Task requirements:
Exactly reproduce each entry, leaving out nothing.
— Start Source data —
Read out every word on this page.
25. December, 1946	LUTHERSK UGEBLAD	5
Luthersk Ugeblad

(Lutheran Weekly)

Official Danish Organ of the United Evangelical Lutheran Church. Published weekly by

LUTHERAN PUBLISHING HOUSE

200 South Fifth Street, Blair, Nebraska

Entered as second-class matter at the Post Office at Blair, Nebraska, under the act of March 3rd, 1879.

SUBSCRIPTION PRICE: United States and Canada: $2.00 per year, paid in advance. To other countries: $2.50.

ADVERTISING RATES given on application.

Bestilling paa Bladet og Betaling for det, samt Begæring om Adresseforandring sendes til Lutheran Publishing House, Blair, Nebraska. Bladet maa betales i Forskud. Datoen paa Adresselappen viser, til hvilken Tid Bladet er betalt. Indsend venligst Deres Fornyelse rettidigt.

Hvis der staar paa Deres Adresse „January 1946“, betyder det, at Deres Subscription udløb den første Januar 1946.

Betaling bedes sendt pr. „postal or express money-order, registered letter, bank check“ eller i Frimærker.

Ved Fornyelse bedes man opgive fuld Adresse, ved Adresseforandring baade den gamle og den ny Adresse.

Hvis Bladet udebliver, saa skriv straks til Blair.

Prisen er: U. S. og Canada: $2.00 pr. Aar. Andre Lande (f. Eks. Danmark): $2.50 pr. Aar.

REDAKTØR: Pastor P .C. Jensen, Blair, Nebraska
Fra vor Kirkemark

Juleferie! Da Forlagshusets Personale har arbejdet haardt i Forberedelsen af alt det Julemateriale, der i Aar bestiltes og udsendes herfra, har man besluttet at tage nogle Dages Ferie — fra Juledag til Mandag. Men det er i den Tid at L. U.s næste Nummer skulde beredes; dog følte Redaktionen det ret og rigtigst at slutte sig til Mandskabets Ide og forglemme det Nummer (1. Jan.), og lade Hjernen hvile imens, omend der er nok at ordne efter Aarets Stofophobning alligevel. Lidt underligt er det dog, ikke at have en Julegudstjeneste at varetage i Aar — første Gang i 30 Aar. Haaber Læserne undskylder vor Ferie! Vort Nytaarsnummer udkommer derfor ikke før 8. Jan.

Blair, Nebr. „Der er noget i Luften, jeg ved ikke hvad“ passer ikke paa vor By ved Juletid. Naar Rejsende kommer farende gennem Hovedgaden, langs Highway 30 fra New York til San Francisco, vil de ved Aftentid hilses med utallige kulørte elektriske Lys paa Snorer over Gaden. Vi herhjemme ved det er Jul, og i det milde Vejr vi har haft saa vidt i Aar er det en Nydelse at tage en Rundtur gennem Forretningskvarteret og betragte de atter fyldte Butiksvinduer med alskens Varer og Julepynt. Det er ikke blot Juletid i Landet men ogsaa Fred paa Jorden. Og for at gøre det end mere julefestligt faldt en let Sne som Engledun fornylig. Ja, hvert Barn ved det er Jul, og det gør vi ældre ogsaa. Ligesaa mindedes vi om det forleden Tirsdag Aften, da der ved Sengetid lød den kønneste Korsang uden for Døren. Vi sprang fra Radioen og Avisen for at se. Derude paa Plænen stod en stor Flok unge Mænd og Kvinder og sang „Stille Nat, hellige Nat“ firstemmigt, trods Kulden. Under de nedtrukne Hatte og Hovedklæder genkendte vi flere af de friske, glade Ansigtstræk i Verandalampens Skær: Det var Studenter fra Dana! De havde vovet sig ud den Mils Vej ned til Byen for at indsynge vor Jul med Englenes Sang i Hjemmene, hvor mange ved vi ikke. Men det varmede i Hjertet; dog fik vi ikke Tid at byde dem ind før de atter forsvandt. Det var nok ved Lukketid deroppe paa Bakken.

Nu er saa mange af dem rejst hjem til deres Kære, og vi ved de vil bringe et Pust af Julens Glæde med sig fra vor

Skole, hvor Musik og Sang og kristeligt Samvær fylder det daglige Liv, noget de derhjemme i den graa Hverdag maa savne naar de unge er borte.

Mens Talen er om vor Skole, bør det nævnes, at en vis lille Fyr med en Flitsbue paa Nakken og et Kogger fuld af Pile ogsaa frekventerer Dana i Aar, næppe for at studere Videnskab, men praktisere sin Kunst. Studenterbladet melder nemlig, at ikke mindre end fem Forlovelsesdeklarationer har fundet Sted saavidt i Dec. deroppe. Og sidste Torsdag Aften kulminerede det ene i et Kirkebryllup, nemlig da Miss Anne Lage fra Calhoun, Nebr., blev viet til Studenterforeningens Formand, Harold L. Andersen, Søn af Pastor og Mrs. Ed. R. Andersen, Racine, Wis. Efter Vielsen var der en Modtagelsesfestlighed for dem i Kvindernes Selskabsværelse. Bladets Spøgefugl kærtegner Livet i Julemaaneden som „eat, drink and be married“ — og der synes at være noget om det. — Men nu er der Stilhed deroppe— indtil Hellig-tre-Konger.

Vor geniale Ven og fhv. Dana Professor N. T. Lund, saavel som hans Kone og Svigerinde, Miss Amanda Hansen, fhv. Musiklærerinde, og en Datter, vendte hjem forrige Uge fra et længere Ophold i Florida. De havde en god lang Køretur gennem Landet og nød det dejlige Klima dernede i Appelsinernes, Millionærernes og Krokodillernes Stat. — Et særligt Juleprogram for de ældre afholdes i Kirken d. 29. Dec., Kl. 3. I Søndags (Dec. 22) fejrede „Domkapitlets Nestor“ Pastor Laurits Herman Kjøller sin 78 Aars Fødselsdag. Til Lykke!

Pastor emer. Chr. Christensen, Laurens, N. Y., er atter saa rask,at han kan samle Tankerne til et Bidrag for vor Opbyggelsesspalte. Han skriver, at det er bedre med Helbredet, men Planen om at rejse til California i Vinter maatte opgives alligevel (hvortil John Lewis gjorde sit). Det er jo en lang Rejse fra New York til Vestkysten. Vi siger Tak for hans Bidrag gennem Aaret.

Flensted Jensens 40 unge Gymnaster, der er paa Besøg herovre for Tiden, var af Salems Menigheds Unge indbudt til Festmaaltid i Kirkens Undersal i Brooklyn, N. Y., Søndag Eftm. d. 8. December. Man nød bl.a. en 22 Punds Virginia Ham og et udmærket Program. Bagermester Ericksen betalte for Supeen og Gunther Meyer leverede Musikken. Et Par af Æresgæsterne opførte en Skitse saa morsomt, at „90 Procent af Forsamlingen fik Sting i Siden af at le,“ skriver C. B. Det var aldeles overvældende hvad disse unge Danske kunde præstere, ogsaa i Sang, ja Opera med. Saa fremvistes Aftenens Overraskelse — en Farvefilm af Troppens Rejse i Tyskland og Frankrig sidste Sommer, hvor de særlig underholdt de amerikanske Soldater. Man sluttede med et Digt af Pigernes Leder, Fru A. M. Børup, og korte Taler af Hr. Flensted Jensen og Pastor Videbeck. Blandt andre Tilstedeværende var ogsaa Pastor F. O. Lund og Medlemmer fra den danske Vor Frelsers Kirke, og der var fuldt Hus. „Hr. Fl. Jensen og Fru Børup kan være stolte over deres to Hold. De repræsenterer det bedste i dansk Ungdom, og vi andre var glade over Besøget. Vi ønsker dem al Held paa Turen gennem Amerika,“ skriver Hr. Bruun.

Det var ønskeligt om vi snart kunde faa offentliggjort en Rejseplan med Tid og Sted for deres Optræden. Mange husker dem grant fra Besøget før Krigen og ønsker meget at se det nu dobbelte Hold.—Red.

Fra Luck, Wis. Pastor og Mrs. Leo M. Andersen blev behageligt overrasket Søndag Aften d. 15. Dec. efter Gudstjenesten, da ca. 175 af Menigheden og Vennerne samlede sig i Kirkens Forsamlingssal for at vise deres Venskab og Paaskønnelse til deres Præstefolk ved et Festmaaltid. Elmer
— End Source data —
Worked answer:
Read out every word on this page.
25. December, 1946	LUTHERSK UGEBLAD	5
Luthersk Ugeblad

(Lutheran Weekly)

Official Danish Organ of the United Evangelical Lutheran Church. Published weekly by

LUTHERAN PUBLISHING HOUSE

200 South Fifth Street, Blair, Nebraska

Entered as second-class matter at the Post Office at Blair, Nebraska, under the act of March 3rd, 1879.

SUBSCRIPTION PRICE: United States and Canada: $2.00 per year, paid in advance. To other countries: $2.50.

ADVERTISING RATES given on application.

Bestilling paa Bladet og Betaling for det, samt Begæring om Adresseforandring sendes til Lutheran Publishing House, Blair, Nebraska. Bladet maa betales i Forskud. Datoen paa Adresselappen viser, til hvilken Tid Bladet er betalt. Indsend venligst Deres Fornyelse rettidigt.

Hvis der staar paa Deres Adresse „January 1946“, betyder det, at Deres Subscription udløb den første Januar 1946.

Betaling bedes sendt pr. „postal or express money-order, registered letter, bank check“ eller i Frimærker.

Ved Fornyelse bedes man opgive fuld Adresse, ved Adresseforandring baade den gamle og den ny Adresse.

Hvis Bladet udebliver, saa skriv straks til Blair.

Prisen er: U. S. og Canada: $2.00 pr. Aar. Andre Lande (f. Eks. Danmark): $2.50 pr. Aar.

REDAKTØR: Pastor P .C. Jensen, Blair, Nebraska
Fra vor Kirkemark

Juleferie! Da Forlagshusets Personale har arbejdet haardt i Forberedelsen af alt det Julemateriale, der i Aar bestiltes og udsendes herfra, har man besluttet at tage nogle Dages Ferie — fra Juledag til Mandag. Men det er i den Tid at L. U.s næste Nummer skulde beredes; dog følte Redaktionen det ret og rigtigst at slutte sig til Mandskabets Ide og forglemme det Nummer (1. Jan.), og lade Hjernen hvile imens, omend der er nok at ordne efter Aarets Stofophobning alligevel. Lidt underligt er det dog, ikke at have en Julegudstjeneste at varetage i Aar — første Gang i 30 Aar. Haaber Læserne undskylder vor Ferie! Vort Nytaarsnummer udkommer derfor ikke før 8. Jan.

Blair, Nebr. „Der er noget i Luften, jeg ved ikke hvad“ passer ikke paa vor By ved Juletid. Naar Rejsende kommer farende gennem Hovedgaden, langs Highway 30 fra New York til San Francisco, vil de ved Aftentid hilses med utallige kulørte elektriske Lys paa Snorer over Gaden. Vi herhjemme ved det er Jul, og i det milde Vejr vi har haft saa vidt i Aar er det en Nydelse at tage en Rundtur gennem Forretningskvarteret og betragte de atter fyldte Butiksvinduer med alskens Varer og Julepynt. Det er ikke blot Juletid i Landet men ogsaa Fred paa Jorden. Og for at gøre det end mere julefestligt faldt en let Sne som Engledun fornylig. Ja, hvert Barn ved det er Jul, og det gør vi ældre ogsaa. Ligesaa mindedes vi om det forleden Tirsdag Aften, da der ved Sengetid lød den kønneste Korsang uden for Døren. Vi sprang fra Radioen og Avisen for at se. Derude paa Plænen stod en stor Flok unge Mænd og Kvinder og sang „Stille Nat, hellige Nat“ firstemmigt, trods Kulden. Under de nedtrukne Hatte og Hovedklæder genkendte vi flere af de friske, glade Ansigtstræk i Verandalampens Skær: Det var Studenter fra Dana! De havde vovet sig ud den Mils Vej ned til Byen for at indsynge vor Jul med Englenes Sang i Hjemmene, hvor mange ved vi ikke. Men det varmede i Hjertet; dog fik vi ikke Tid at byde dem ind før de atter forsvandt. Det var nok ved Lukketid deroppe paa Bakken.

Nu er saa mange af dem rejst hjem til deres Kære, og vi ved de vil bringe et Pust af Julens Glæde med sig fra vor

Skole, hvor Musik og Sang og kristeligt Samvær fylder det daglige Liv, noget de derhjemme i den graa Hverdag maa savne naar de unge er borte.

Mens Talen er om vor Skole, bør det nævnes, at en vis lille Fyr med en Flitsbue paa Nakken og et Kogger fuld af Pile ogsaa frekventerer Dana i Aar, næppe for at studere Videnskab, men praktisere sin Kunst. Studenterbladet melder nemlig, at ikke mindre end fem Forlovelsesdeklarationer har fundet Sted saavidt i Dec. deroppe. Og sidste Torsdag Aften kulminerede det ene i et Kirkebryllup, nemlig da Miss Anne Lage fra Calhoun, Nebr., blev viet til Studenterforeningens Formand, Harold L. Andersen, Søn af Pastor og Mrs. Ed. R. Andersen, Racine, Wis. Efter Vielsen var der en Modtagelsesfestlighed for dem i Kvindernes Selskabsværelse. Bladets Spøgefugl kærtegner Livet i Julemaaneden som „eat, drink and be married“ — og der synes at være noget om det. — Men nu er der Stilhed deroppe— indtil Hellig-tre-Konger.

Vor geniale Ven og fhv. Dana Professor N. T. Lund, saavel som hans Kone og Svigerinde, Miss Amanda Hansen, fhv. Musiklærerinde, og en Datter, vendte hjem forrige Uge fra et længere Ophold i Florida. De havde en god lang Køretur gennem Landet og nød det dejlige Klima dernede i Appelsinernes, Millionærernes og Krokodillernes Stat. — Et særligt Juleprogram for de ældre afholdes i Kirken d. 29. Dec., Kl. 3. I Søndags (Dec. 22) fejrede „Domkapitlets Nestor“ Pastor Laurits Herman Kjøller sin 78 Aars Fødselsdag. Til Lykke!

Pastor emer. Chr. Christensen, Laurens, N. Y., er atter saa rask,at han kan samle Tankerne til et Bidrag for vor Opbyggelsesspalte. Han skriver, at det er bedre med Helbredet, men Planen om at rejse til California i Vinter maatte opgives alligevel (hvortil John Lewis gjorde sit). Det er jo en lang Rejse fra New York til Vestkysten. Vi siger Tak for hans Bidrag gennem Aaret.

Flensted Jensens 40 unge Gymnaster, der er paa Besøg herovre for Tiden, var af Salems Menigheds Unge indbudt til Festmaaltid i Kirkens Undersal i Brooklyn, N. Y., Søndag Eftm. d. 8. December. Man nød bl.a. en 22 Punds Virginia Ham og et udmærket Program. Bagermester Ericksen betalte for Supeen og Gunther Meyer leverede Musikken. Et Par af Æresgæsterne opførte en Skitse saa morsomt, at „90 Procent af Forsamlingen fik Sting i Siden af at le,“ skriver C. B. Det var aldeles overvældende hvad disse unge Danske kunde præstere, ogsaa i Sang, ja Opera med. Saa fremvistes Aftenens Overraskelse — en Farvefilm af Troppens Rejse i Tyskland og Frankrig sidste Sommer, hvor de særlig underholdt de amerikanske Soldater. Man sluttede med et Digt af Pigernes Leder, Fru A. M. Børup, og korte Taler af Hr. Flensted Jensen og Pastor Videbeck. Blandt andre Tilstedeværende var ogsaa Pastor F. O. Lund og Medlemmer fra den danske Vor Frelsers Kirke, og der var fuldt Hus. „Hr. Fl. Jensen og Fru Børup kan være stolte over deres to Hold. De repræsenterer det bedste i dansk Ungdom, og vi andre var glade over Besøget. Vi ønsker dem al Held paa Turen gennem Amerika,“ skriver Hr. Bruun.

Det var ønskeligt om vi snart kunde faa offentliggjort en Rejseplan med Tid og Sted for deres Optræden. Mange husker dem grant fra Besøget før Krigen og ønsker meget at se det nu dobbelte Hold.—Red.

Fra Luck, Wis. Pastor og Mrs. Leo M. Andersen blev behageligt overrasket Søndag Aften d. 15. Dec. efter Gudstjenesten, da ca. 175 af Menigheden og Vennerne samlede sig i Kirkens Forsamlingssal for at vise deres Venskab og Paaskønnelse til deres Præstefolk ved et Festmaaltid. Elmer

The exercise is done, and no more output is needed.